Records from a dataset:

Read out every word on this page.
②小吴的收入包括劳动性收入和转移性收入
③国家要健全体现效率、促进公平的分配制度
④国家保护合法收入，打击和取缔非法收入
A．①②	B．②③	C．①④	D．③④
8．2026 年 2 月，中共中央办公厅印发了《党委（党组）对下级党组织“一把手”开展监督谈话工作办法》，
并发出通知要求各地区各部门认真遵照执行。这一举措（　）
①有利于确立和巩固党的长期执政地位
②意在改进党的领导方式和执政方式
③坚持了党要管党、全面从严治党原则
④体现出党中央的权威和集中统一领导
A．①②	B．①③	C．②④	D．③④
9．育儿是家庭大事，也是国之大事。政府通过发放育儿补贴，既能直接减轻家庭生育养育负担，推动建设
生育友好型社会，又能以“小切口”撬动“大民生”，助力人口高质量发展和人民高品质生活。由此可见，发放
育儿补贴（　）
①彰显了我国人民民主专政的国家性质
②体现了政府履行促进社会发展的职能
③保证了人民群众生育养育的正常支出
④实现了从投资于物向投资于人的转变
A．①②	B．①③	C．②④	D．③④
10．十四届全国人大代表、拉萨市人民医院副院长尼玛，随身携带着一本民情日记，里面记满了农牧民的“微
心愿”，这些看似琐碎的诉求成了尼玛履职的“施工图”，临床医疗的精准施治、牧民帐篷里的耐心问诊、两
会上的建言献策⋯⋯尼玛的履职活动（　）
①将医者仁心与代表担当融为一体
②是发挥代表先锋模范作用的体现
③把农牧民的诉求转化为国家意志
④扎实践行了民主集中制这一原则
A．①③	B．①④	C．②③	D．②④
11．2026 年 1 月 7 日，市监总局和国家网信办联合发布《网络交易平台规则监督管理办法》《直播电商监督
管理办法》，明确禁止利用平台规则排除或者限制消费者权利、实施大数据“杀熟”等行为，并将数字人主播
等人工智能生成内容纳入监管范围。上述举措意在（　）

Problem to work on: All of the data needs to be printed once more, exactly.

Exercise result:
Read out every word on this page.
②小吴的收入包括劳动性收入和转移性收入
③国家要健全体现效率、促进公平的分配制度
④国家保护合法收入，打击和取缔非法收入
A．①②	B．②③	C．①④	D．③④
8．2026 年 2 月，中共中央办公厅印发了《党委（党组）对下级党组织“一把手”开展监督谈话工作办法》，
并发出通知要求各地区各部门认真遵照执行。这一举措（　）
①有利于确立和巩固党的长期执政地位
②意在改进党的领导方式和执政方式
③坚持了党要管党、全面从严治党原则
④体现出党中央的权威和集中统一领导
A．①②	B．①③	C．②④	D．③④
9．育儿是家庭大事，也是国之大事。政府通过发放育儿补贴，既能直接减轻家庭生育养育负担，推动建设
生育友好型社会，又能以“小切口”撬动“大民生”，助力人口高质量发展和人民高品质生活。由此可见，发放
育儿补贴（　）
①彰显了我国人民民主专政的国家性质
②体现了政府履行促进社会发展的职能
③保证了人民群众生育养育的正常支出
④实现了从投资于物向投资于人的转变
A．①②	B．①③	C．②④	D．③④
10．十四届全国人大代表、拉萨市人民医院副院长尼玛，随身携带着一本民情日记，里面记满了农牧民的“微
心愿”，这些看似琐碎的诉求成了尼玛履职的“施工图”，临床医疗的精准施治、牧民帐篷里的耐心问诊、两
会上的建言献策⋯⋯尼玛的履职活动（　）
①将医者仁心与代表担当融为一体
②是发挥代表先锋模范作用的体现
③把农牧民的诉求转化为国家意志
④扎实践行了民主集中制这一原则
A．①③	B．①④	C．②③	D．②④
11．2026 年 1 月 7 日，市监总局和国家网信办联合发布《网络交易平台规则监督管理办法》《直播电商监督
管理办法》，明确禁止利用平台规则排除或者限制消费者权利、实施大数据“杀熟”等行为，并将数字人主播
等人工智能生成内容纳入监管范围。上述举措意在（　）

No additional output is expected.